- DESCRIPTION OF THE TASK
Sift the listing for lines that hold the string "text" and pull them out.

**** RAW DATA ****

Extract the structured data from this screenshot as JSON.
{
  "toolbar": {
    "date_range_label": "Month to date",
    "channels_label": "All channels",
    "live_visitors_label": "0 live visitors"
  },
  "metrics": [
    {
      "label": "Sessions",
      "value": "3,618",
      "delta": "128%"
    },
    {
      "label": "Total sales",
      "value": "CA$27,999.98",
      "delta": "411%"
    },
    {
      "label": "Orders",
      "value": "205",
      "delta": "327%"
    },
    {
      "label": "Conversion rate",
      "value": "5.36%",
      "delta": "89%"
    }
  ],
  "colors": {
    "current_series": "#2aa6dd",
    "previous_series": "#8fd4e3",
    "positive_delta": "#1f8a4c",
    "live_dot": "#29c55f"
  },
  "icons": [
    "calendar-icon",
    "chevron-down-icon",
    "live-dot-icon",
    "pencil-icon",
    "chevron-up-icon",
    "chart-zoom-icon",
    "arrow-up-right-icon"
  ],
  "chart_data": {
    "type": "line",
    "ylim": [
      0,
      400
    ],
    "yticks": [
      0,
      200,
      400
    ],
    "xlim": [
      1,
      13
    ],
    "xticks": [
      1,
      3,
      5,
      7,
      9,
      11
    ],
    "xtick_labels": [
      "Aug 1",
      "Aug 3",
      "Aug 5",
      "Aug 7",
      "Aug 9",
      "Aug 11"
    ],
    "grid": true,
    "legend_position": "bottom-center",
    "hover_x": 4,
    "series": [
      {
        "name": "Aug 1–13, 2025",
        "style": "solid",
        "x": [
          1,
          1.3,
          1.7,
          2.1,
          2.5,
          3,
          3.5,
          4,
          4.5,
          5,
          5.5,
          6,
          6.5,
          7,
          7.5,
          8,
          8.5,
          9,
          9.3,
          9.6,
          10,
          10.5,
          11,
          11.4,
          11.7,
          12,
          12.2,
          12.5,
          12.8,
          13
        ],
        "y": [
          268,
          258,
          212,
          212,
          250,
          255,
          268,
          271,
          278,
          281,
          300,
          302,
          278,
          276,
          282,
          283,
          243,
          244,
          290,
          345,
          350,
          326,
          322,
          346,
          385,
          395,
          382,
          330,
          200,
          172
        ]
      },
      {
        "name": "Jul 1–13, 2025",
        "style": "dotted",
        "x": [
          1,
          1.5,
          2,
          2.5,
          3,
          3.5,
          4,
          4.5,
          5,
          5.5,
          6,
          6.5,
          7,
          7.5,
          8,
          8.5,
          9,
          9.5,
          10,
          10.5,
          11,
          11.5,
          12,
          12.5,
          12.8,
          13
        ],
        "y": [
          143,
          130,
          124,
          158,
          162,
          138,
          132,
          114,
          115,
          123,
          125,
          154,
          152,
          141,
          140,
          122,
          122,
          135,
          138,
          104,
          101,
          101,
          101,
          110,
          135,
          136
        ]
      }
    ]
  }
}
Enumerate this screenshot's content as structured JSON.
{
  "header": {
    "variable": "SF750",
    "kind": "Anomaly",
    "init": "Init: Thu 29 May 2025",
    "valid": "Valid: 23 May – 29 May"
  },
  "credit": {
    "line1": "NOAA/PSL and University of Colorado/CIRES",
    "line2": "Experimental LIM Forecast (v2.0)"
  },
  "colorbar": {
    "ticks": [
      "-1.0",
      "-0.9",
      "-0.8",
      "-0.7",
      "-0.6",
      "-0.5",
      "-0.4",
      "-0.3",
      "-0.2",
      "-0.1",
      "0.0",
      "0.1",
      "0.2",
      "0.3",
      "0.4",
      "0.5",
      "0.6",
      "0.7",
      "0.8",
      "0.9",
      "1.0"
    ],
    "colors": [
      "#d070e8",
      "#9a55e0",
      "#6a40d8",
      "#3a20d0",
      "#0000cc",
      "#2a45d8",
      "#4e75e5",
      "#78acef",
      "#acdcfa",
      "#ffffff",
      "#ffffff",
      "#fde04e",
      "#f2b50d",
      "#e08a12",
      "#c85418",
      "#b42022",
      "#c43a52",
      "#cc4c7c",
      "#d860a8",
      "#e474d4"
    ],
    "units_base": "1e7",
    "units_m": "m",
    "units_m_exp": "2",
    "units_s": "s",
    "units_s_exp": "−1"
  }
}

****
**** RAW DATA ****

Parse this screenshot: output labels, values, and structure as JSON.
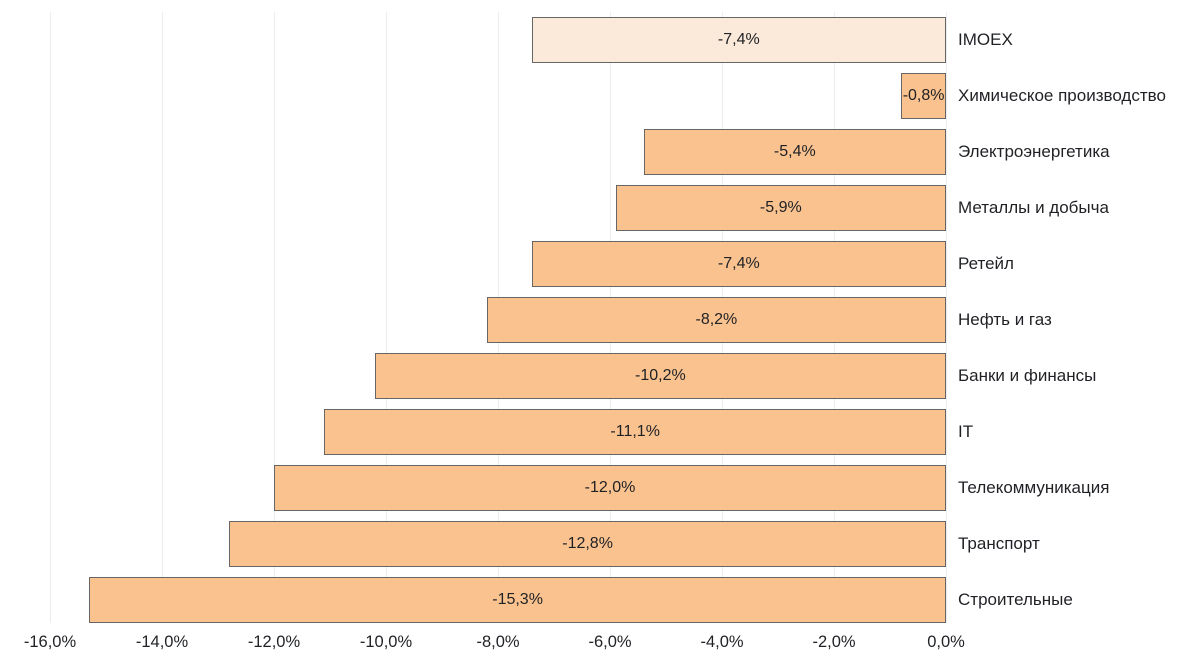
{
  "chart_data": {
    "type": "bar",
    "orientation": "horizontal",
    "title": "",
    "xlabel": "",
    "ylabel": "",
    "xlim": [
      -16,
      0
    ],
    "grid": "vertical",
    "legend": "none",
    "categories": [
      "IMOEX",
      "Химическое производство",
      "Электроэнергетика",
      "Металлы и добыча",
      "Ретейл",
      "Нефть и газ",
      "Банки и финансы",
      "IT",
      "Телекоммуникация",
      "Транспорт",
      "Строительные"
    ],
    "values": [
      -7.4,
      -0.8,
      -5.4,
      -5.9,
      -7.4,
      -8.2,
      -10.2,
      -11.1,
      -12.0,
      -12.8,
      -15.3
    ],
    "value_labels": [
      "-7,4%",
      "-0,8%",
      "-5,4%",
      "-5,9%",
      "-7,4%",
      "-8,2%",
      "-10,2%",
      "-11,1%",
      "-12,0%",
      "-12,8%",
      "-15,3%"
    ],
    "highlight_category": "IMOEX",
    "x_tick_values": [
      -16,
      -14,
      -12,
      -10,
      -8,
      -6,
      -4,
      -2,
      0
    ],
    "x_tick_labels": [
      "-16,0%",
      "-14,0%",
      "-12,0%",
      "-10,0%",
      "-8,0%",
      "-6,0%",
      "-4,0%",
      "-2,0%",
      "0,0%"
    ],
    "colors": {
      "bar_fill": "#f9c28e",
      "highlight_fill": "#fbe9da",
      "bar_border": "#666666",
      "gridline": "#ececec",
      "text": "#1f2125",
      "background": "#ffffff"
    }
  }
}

****
**** RAW DATA ****

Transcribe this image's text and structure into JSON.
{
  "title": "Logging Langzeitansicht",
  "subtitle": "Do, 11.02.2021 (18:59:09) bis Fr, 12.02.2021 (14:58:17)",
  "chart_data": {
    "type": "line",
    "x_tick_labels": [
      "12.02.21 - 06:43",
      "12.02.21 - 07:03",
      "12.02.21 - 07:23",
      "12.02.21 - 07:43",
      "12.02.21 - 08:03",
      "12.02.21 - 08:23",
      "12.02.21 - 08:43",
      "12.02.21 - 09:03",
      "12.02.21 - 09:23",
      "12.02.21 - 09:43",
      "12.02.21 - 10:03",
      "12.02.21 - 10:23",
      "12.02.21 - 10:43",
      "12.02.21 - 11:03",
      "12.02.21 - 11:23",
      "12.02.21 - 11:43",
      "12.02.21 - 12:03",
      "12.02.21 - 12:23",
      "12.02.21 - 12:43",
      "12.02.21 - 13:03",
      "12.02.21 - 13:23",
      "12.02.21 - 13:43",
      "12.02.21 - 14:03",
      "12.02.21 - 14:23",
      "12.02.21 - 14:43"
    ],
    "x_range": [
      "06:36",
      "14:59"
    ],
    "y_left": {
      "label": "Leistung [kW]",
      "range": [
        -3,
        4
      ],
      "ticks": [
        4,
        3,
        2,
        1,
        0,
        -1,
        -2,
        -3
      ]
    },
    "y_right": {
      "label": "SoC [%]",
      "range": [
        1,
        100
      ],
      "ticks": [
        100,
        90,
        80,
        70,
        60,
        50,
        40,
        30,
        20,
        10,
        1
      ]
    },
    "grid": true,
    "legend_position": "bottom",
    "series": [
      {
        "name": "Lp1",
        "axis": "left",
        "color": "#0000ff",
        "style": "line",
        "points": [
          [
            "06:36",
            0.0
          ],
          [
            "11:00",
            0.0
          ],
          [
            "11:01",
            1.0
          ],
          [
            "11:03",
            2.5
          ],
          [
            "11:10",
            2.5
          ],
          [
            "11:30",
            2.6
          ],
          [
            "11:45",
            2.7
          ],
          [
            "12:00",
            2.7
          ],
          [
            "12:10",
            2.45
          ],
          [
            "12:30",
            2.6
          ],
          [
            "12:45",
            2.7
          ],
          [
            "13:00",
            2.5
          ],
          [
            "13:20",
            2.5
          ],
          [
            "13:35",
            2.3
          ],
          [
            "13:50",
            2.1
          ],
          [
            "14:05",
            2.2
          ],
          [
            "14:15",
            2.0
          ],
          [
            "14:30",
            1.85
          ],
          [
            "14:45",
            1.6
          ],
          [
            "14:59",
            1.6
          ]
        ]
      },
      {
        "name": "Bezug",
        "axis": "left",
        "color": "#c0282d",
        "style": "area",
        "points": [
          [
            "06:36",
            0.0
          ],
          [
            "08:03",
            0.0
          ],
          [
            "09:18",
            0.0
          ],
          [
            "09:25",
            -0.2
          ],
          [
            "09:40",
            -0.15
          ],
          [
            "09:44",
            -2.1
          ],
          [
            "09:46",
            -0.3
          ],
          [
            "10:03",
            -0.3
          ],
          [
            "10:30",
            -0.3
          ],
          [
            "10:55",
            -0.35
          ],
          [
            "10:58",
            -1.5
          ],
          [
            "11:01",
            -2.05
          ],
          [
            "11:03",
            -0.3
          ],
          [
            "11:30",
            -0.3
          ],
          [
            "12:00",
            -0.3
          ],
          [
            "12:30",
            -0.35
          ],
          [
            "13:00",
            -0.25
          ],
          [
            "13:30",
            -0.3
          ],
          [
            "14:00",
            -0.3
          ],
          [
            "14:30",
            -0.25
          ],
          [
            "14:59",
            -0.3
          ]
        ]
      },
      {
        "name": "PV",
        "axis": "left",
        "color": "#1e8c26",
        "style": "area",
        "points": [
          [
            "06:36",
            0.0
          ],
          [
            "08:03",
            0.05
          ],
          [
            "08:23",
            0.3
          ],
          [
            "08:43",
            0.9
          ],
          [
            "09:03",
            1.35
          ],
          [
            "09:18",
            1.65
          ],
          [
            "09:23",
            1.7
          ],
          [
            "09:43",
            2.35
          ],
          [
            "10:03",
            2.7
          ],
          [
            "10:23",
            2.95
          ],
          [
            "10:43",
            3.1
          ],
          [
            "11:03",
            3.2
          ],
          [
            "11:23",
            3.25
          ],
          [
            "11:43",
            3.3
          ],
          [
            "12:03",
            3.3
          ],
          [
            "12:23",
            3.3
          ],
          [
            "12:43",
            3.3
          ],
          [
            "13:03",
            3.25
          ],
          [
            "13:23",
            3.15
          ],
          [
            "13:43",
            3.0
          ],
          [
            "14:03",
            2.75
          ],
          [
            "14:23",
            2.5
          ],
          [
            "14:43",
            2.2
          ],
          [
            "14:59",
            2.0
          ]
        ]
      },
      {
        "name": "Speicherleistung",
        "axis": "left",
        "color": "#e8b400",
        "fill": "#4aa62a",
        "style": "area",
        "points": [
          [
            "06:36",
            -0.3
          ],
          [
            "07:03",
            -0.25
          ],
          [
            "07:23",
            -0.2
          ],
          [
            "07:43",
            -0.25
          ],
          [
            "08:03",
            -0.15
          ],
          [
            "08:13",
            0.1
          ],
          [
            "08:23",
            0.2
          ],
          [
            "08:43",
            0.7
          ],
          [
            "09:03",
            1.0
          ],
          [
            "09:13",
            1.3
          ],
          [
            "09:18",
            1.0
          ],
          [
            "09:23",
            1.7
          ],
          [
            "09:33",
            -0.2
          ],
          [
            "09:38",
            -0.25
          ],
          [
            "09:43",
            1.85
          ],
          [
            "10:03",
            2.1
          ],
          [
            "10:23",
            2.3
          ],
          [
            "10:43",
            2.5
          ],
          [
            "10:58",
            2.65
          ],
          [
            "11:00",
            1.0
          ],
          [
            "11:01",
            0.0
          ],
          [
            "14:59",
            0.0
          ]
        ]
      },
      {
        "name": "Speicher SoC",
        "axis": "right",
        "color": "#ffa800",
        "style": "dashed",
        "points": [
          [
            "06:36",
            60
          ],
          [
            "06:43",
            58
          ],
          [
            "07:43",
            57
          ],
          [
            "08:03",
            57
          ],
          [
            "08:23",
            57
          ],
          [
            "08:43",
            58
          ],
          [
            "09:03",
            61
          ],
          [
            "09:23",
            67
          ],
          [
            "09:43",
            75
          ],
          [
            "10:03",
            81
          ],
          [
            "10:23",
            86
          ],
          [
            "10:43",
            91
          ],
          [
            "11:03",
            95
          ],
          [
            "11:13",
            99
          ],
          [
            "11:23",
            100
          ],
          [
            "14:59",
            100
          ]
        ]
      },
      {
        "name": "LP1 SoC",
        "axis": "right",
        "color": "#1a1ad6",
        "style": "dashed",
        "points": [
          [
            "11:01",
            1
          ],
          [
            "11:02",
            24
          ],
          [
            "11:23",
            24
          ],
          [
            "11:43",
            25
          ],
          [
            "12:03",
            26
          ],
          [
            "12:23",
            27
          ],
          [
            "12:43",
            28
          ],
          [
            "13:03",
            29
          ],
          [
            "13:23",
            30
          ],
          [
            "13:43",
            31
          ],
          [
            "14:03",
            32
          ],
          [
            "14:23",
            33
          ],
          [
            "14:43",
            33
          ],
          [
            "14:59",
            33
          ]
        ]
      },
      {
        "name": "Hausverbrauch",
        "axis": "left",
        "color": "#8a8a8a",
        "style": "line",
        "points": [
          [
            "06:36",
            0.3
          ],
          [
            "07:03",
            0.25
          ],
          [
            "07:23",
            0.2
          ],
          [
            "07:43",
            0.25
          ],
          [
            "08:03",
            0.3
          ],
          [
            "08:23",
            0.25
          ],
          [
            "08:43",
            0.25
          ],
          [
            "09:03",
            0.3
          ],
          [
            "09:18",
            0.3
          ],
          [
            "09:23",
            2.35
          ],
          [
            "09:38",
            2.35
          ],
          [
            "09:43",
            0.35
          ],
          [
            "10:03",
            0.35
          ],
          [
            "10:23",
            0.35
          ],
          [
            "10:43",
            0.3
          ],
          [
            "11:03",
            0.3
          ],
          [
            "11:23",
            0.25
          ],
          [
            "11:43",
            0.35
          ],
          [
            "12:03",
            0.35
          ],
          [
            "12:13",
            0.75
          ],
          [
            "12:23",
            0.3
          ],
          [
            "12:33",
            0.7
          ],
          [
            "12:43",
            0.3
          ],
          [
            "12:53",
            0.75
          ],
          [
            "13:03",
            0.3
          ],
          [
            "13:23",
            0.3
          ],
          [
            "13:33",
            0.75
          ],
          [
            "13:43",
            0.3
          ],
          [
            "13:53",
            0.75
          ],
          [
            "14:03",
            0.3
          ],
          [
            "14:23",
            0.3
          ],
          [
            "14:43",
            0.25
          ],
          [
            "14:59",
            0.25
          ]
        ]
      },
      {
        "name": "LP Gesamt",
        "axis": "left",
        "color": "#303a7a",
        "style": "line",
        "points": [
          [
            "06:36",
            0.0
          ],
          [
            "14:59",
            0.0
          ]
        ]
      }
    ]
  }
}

****

- FINAL RESULT
      "text": "#1f2125",
Transcribe this image's text and structure into JSON.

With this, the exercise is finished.